_Task brief_
Print each line exactly as it is given.
==== Task input
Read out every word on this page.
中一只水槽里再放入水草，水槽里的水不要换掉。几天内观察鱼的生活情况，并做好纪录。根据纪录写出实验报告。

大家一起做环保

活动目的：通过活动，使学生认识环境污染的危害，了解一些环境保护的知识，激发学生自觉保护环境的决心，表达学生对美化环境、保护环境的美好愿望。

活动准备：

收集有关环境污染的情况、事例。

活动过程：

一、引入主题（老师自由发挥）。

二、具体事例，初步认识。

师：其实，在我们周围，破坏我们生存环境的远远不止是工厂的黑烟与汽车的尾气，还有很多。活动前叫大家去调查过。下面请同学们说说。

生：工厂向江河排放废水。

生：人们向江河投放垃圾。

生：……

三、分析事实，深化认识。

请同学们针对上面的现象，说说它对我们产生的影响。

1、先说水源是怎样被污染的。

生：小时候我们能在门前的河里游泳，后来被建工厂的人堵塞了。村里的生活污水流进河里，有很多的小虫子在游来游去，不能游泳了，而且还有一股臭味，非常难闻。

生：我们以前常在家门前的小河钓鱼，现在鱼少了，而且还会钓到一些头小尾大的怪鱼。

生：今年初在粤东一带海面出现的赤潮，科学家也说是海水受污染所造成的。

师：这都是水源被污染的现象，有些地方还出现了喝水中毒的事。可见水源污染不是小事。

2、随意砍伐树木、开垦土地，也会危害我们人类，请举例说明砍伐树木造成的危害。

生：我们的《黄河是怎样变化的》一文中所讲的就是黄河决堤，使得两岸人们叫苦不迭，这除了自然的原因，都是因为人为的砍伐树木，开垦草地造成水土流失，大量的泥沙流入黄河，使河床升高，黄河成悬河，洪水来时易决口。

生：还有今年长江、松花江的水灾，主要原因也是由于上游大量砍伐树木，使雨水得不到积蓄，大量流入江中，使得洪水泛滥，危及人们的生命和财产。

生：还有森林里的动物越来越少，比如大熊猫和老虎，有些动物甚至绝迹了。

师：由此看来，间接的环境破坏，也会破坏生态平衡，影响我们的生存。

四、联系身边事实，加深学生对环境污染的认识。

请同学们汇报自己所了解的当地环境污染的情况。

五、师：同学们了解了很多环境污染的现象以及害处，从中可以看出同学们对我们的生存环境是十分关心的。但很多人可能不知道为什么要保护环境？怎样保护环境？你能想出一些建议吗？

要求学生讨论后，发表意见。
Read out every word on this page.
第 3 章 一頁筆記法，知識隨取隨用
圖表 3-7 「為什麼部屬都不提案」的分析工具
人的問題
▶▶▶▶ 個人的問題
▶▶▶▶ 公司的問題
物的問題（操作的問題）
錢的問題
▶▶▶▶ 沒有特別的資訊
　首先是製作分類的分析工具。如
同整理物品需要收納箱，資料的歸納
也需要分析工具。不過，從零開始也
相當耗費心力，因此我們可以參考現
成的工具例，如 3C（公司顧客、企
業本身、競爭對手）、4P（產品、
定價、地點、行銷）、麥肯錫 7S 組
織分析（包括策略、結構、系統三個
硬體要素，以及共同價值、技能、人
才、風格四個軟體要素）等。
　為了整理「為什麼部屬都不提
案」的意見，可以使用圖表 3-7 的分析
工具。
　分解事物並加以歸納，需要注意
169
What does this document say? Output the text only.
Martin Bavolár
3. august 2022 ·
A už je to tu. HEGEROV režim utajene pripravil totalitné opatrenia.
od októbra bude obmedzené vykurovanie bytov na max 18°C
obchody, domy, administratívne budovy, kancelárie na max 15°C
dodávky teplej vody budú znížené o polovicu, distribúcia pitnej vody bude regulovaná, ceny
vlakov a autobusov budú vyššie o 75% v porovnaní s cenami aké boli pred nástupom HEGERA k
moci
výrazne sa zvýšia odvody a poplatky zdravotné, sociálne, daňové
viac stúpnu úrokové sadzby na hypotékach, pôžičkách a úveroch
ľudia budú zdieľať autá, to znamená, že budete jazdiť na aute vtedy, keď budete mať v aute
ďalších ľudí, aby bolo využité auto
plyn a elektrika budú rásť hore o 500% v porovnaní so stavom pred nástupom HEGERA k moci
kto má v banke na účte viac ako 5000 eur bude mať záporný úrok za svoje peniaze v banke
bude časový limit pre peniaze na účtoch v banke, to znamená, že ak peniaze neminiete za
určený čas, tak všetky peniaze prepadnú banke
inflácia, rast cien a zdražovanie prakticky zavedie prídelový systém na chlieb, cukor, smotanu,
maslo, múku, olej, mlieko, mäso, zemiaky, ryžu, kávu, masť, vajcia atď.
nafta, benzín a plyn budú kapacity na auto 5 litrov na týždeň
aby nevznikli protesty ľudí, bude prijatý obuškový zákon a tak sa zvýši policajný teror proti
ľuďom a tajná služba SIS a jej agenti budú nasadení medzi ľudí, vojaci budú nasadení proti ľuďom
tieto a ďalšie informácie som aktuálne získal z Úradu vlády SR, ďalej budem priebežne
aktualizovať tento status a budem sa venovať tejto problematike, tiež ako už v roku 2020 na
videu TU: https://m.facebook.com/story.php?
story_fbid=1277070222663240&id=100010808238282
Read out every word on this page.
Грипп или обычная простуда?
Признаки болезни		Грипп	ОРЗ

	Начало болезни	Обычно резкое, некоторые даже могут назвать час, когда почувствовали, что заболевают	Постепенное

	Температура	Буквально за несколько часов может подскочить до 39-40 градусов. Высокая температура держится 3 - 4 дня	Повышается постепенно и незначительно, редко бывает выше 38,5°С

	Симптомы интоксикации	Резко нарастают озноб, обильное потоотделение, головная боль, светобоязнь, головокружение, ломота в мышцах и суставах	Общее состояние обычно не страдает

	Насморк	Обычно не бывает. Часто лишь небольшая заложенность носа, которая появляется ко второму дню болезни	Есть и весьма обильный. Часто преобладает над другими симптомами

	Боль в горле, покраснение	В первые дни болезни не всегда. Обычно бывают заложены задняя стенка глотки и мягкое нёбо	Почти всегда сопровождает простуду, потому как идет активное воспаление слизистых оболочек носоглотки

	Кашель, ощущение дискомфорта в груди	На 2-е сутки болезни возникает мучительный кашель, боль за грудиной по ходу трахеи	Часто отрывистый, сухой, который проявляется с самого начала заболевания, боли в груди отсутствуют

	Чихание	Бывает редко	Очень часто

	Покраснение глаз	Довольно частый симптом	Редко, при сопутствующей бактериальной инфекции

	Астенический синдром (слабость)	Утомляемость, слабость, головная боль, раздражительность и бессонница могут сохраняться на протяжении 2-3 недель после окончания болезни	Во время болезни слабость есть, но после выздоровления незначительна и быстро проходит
========
_Finished exercise_
Read out every word on this page.
中一只水槽里再放入水草，水槽里的水不要换掉。几天内观察鱼的生活情况，并做好纪录。根据纪录写出实验报告。

大家一起做环保

活动目的：通过活动，使学生认识环境污染的危害，了解一些环境保护的知识，激发学生自觉保护环境的决心，表达学生对美化环境、保护环境的美好愿望。

活动准备：

收集有关环境污染的情况、事例。

活动过程：

一、引入主题（老师自由发挥）。

二、具体事例，初步认识。

师：其实，在我们周围，破坏我们生存环境的远远不止是工厂的黑烟与汽车的尾气，还有很多。活动前叫大家去调查过。下面请同学们说说。

生：工厂向江河排放废水。

生：人们向江河投放垃圾。

生：……

三、分析事实，深化认识。

请同学们针对上面的现象，说说它对我们产生的影响。

1、先说水源是怎样被污染的。

生：小时候我们能在门前的河里游泳，后来被建工厂的人堵塞了。村里的生活污水流进河里，有很多的小虫子在游来游去，不能游泳了，而且还有一股臭味，非常难闻。

生：我们以前常在家门前的小河钓鱼，现在鱼少了，而且还会钓到一些头小尾大的怪鱼。

生：今年初在粤东一带海面出现的赤潮，科学家也说是海水受污染所造成的。

师：这都是水源被污染的现象，有些地方还出现了喝水中毒的事。可见水源污染不是小事。

2、随意砍伐树木、开垦土地，也会危害我们人类，请举例说明砍伐树木造成的危害。

生：我们的《黄河是怎样变化的》一文中所讲的就是黄河决堤，使得两岸人们叫苦不迭，这除了自然的原因，都是因为人为的砍伐树木，开垦草地造成水土流失，大量的泥沙流入黄河，使河床升高，黄河成悬河，洪水来时易决口。

生：还有今年长江、松花江的水灾，主要原因也是由于上游大量砍伐树木，使雨水得不到积蓄，大量流入江中，使得洪水泛滥，危及人们的生命和财产。

生：还有森林里的动物越来越少，比如大熊猫和老虎，有些动物甚至绝迹了。

师：由此看来，间接的环境破坏，也会破坏生态平衡，影响我们的生存。

四、联系身边事实，加深学生对环境污染的认识。

请同学们汇报自己所了解的当地环境污染的情况。

五、师：同学们了解了很多环境污染的现象以及害处，从中可以看出同学们对我们的生存环境是十分关心的。但很多人可能不知道为什么要保护环境？怎样保护环境？你能想出一些建议吗？

要求学生讨论后，发表意见。
Read out every word on this page.
第 3 章 一頁筆記法，知識隨取隨用
圖表 3-7 「為什麼部屬都不提案」的分析工具
人的問題
▶▶▶▶ 個人的問題
▶▶▶▶ 公司的問題
物的問題（操作的問題）
錢的問題
▶▶▶▶ 沒有特別的資訊
　首先是製作分類的分析工具。如
同整理物品需要收納箱，資料的歸納
也需要分析工具。不過，從零開始也
相當耗費心力，因此我們可以參考現
成的工具例，如 3C（公司顧客、企
業本身、競爭對手）、4P（產品、
定價、地點、行銷）、麥肯錫 7S 組
織分析（包括策略、結構、系統三個
硬體要素，以及共同價值、技能、人
才、風格四個軟體要素）等。
　為了整理「為什麼部屬都不提
案」的意見，可以使用圖表 3-7 的分析
工具。
　分解事物並加以歸納，需要注意
169
What does this document say? Output the text only.
Martin Bavolár
3. august 2022 ·
A už je to tu. HEGEROV režim utajene pripravil totalitné opatrenia.
od októbra bude obmedzené vykurovanie bytov na max 18°C
obchody, domy, administratívne budovy, kancelárie na max 15°C
dodávky teplej vody budú znížené o polovicu, distribúcia pitnej vody bude regulovaná, ceny
vlakov a autobusov budú vyššie o 75% v porovnaní s cenami aké boli pred nástupom HEGERA k
moci
výrazne sa zvýšia odvody a poplatky zdravotné, sociálne, daňové
viac stúpnu úrokové sadzby na hypotékach, pôžičkách a úveroch
ľudia budú zdieľať autá, to znamená, že budete jazdiť na aute vtedy, keď budete mať v aute
ďalších ľudí, aby bolo využité auto
plyn a elektrika budú rásť hore o 500% v porovnaní so stavom pred nástupom HEGERA k moci
kto má v banke na účte viac ako 5000 eur bude mať záporný úrok za svoje peniaze v banke
bude časový limit pre peniaze na účtoch v banke, to znamená, že ak peniaze neminiete za
určený čas, tak všetky peniaze prepadnú banke
inflácia, rast cien a zdražovanie prakticky zavedie prídelový systém na chlieb, cukor, smotanu,
maslo, múku, olej, mlieko, mäso, zemiaky, ryžu, kávu, masť, vajcia atď.
nafta, benzín a plyn budú kapacity na auto 5 litrov na týždeň
aby nevznikli protesty ľudí, bude prijatý obuškový zákon a tak sa zvýši policajný teror proti
ľuďom a tajná služba SIS a jej agenti budú nasadení medzi ľudí, vojaci budú nasadení proti ľuďom
tieto a ďalšie informácie som aktuálne získal z Úradu vlády SR, ďalej budem priebežne
aktualizovať tento status a budem sa venovať tejto problematike, tiež ako už v roku 2020 na
videu TU: https://m.facebook.com/story.php?
story_fbid=1277070222663240&id=100010808238282
Read out every word on this page.
Грипп или обычная простуда?
Признаки болезни		Грипп	ОРЗ

	Начало болезни	Обычно резкое, некоторые даже могут назвать час, когда почувствовали, что заболевают	Постепенное

	Температура	Буквально за несколько часов может подскочить до 39-40 градусов. Высокая температура держится 3 - 4 дня	Повышается постепенно и незначительно, редко бывает выше 38,5°С

	Симптомы интоксикации	Резко нарастают озноб, обильное потоотделение, головная боль, светобоязнь, головокружение, ломота в мышцах и суставах	Общее состояние обычно не страдает

	Насморк	Обычно не бывает. Часто лишь небольшая заложенность носа, которая появляется ко второму дню болезни	Есть и весьма обильный. Часто преобладает над другими симптомами

	Боль в горле, покраснение	В первые дни болезни не всегда. Обычно бывают заложены задняя стенка глотки и мягкое нёбо	Почти всегда сопровождает простуду, потому как идет активное воспаление слизистых оболочек носоглотки

	Кашель, ощущение дискомфорта в груди	На 2-е сутки болезни возникает мучительный кашель, боль за грудиной по ходу трахеи	Часто отрывистый, сухой, который проявляется с самого начала заболевания, боли в груди отсутствуют

	Чихание	Бывает редко	Очень часто

	Покраснение глаз	Довольно частый симптом	Редко, при сопутствующей бактериальной инфекции

	Астенический синдром (слабость)	Утомляемость, слабость, головная боль, раздражительность и бессонница могут сохраняться на протяжении 2-3 недель после окончания болезни	Во время болезни слабость есть, но после выздоровления незначительна и быстро проходит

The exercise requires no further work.